▶ _WRITTEN REQUEST_:
Find each line with the string "liqliklarni" and report it.

▶ _RECORDS SUPPLIED_:
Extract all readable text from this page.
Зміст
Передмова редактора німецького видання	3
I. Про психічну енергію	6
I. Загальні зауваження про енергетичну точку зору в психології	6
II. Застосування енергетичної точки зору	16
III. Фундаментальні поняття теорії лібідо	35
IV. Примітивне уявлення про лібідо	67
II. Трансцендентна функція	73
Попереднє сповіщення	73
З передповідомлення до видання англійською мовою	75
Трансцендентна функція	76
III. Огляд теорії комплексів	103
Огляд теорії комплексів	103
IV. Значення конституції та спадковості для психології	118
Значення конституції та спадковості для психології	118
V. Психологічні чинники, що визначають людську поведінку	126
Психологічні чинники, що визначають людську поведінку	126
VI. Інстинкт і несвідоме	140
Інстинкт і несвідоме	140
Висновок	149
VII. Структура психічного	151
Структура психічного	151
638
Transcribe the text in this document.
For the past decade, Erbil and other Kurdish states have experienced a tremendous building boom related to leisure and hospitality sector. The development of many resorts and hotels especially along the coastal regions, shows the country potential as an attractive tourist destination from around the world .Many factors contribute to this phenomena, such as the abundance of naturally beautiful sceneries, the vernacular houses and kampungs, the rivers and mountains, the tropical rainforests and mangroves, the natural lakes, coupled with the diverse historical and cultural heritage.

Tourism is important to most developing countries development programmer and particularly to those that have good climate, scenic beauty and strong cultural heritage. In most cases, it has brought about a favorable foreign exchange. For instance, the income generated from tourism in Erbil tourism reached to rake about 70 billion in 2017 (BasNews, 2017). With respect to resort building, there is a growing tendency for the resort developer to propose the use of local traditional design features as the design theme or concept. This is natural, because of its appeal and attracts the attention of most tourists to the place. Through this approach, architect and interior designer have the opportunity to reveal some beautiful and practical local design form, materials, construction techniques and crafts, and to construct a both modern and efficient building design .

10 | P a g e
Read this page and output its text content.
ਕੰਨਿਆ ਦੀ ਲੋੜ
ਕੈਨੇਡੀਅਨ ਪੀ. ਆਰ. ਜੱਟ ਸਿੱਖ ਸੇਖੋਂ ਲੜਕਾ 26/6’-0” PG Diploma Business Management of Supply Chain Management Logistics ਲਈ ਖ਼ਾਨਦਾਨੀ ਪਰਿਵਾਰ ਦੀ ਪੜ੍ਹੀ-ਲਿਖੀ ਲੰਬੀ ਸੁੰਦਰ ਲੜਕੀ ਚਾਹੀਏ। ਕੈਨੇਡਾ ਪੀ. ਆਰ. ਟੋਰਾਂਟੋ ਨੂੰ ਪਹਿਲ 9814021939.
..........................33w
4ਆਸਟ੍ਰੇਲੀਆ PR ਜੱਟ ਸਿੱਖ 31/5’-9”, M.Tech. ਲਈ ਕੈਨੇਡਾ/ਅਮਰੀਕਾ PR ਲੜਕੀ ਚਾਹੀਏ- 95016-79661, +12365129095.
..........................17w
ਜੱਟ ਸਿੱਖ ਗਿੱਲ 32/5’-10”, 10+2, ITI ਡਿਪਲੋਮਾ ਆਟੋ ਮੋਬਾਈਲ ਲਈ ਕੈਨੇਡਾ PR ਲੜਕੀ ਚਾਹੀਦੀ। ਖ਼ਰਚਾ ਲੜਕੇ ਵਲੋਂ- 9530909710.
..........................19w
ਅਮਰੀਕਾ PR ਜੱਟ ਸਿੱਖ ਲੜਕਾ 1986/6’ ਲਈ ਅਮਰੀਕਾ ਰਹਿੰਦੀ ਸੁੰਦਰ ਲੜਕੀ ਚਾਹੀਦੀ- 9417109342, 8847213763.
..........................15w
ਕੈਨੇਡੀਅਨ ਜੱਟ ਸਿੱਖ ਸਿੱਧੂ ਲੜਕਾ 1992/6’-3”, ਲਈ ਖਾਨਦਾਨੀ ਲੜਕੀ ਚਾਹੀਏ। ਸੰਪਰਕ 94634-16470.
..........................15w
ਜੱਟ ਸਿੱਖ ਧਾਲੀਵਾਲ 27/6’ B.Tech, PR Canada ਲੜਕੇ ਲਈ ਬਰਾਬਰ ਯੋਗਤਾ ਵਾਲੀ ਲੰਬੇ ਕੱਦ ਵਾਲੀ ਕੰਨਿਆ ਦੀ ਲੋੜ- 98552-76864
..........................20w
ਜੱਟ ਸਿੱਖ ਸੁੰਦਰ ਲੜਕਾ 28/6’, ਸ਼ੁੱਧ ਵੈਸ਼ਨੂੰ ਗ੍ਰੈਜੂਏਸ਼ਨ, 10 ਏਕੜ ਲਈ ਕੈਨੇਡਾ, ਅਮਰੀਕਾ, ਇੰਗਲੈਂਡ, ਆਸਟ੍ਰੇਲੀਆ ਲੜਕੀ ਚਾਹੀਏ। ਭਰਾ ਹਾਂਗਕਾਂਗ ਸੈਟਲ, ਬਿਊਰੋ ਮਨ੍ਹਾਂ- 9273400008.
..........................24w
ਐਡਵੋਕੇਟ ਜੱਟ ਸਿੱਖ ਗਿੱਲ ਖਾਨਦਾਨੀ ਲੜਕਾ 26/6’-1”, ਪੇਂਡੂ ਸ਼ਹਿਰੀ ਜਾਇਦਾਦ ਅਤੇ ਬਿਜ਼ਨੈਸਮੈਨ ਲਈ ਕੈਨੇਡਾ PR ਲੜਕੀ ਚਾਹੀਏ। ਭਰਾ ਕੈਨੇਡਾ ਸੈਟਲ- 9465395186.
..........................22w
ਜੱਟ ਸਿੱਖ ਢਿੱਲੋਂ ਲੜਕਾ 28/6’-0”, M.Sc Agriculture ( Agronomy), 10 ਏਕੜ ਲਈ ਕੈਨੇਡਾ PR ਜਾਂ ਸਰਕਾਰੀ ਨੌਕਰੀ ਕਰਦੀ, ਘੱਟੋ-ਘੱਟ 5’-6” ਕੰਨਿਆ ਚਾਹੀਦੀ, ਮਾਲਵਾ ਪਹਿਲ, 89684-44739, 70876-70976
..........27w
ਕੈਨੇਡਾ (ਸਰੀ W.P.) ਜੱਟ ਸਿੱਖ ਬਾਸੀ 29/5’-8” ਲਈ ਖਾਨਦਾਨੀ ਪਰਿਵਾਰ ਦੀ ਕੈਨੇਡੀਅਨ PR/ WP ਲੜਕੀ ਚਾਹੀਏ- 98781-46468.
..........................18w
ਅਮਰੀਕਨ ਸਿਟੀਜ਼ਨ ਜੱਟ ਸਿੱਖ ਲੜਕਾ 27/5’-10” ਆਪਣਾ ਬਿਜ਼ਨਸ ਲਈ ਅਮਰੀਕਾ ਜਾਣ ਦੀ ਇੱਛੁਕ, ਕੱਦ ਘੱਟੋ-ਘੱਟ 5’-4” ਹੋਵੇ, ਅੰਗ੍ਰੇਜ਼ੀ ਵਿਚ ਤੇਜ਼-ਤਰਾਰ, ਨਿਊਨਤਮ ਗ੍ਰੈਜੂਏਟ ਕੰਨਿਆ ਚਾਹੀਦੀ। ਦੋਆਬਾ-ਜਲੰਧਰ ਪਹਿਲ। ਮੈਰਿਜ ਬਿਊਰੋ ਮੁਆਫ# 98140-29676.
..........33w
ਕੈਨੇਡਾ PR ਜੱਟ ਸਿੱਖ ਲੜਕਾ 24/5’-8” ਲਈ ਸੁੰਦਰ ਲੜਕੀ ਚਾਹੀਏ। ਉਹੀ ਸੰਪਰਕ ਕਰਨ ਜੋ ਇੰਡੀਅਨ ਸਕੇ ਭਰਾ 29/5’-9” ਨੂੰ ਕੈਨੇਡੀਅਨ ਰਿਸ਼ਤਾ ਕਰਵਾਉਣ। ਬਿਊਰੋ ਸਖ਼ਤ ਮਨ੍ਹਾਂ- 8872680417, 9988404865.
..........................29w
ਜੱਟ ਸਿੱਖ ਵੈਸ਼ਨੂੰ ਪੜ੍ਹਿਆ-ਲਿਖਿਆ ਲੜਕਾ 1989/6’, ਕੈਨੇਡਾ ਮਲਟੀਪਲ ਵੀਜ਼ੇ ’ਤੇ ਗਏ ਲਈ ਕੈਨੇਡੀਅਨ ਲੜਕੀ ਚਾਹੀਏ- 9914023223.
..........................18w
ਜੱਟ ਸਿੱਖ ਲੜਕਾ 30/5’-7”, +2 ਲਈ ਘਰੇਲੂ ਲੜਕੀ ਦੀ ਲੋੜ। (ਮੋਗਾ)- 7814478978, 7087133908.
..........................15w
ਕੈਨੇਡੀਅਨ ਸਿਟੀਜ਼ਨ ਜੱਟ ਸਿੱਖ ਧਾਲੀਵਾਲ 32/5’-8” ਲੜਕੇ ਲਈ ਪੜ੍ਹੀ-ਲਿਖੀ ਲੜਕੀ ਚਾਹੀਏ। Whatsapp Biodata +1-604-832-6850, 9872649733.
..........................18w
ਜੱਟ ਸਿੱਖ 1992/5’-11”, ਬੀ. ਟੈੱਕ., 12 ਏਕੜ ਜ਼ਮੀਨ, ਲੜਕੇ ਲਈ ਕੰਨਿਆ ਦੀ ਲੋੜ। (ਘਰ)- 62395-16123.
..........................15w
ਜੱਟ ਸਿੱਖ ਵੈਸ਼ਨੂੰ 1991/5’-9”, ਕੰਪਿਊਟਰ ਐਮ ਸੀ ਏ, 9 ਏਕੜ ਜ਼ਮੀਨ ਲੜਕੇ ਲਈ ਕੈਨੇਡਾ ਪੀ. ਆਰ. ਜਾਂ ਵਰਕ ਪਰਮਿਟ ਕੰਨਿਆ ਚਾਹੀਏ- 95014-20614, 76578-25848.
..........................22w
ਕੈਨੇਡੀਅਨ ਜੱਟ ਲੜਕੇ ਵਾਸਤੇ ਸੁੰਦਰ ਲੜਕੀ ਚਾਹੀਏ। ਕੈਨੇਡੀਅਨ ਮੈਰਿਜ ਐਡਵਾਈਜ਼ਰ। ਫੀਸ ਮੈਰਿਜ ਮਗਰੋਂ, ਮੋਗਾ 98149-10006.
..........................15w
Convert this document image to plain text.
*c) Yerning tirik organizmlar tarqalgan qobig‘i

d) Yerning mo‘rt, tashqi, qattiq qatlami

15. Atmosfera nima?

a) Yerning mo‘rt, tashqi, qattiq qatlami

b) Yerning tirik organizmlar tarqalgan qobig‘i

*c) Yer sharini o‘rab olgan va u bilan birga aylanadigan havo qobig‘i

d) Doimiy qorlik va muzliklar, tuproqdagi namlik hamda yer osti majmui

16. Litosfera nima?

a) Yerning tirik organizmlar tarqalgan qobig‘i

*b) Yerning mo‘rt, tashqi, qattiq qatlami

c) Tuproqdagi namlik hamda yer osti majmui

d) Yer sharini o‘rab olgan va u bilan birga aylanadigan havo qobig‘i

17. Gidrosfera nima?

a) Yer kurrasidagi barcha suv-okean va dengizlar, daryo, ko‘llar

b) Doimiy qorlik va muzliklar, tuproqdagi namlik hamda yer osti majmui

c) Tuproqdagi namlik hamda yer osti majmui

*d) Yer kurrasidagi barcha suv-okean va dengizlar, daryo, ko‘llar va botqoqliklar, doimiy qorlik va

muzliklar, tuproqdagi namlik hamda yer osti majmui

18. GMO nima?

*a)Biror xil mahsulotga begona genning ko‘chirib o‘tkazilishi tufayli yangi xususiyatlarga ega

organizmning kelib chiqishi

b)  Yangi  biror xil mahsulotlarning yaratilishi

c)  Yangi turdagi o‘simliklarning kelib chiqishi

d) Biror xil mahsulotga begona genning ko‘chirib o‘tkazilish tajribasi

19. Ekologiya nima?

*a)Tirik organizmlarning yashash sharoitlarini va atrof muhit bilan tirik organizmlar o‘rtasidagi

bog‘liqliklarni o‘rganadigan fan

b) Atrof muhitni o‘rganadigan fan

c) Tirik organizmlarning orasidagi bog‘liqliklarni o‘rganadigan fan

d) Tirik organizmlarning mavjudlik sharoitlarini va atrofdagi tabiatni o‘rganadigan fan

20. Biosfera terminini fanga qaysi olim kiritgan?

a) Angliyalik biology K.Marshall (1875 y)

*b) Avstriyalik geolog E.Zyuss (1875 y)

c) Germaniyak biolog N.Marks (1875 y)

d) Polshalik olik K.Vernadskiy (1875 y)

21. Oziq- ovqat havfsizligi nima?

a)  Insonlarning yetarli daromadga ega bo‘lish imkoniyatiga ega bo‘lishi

▶ _TASK OUTPUT_:
bog‘liqliklarni o‘rganadigan fan
c) Tirik organizmlarning orasidagi bog‘liqliklarni o‘rganadigan fan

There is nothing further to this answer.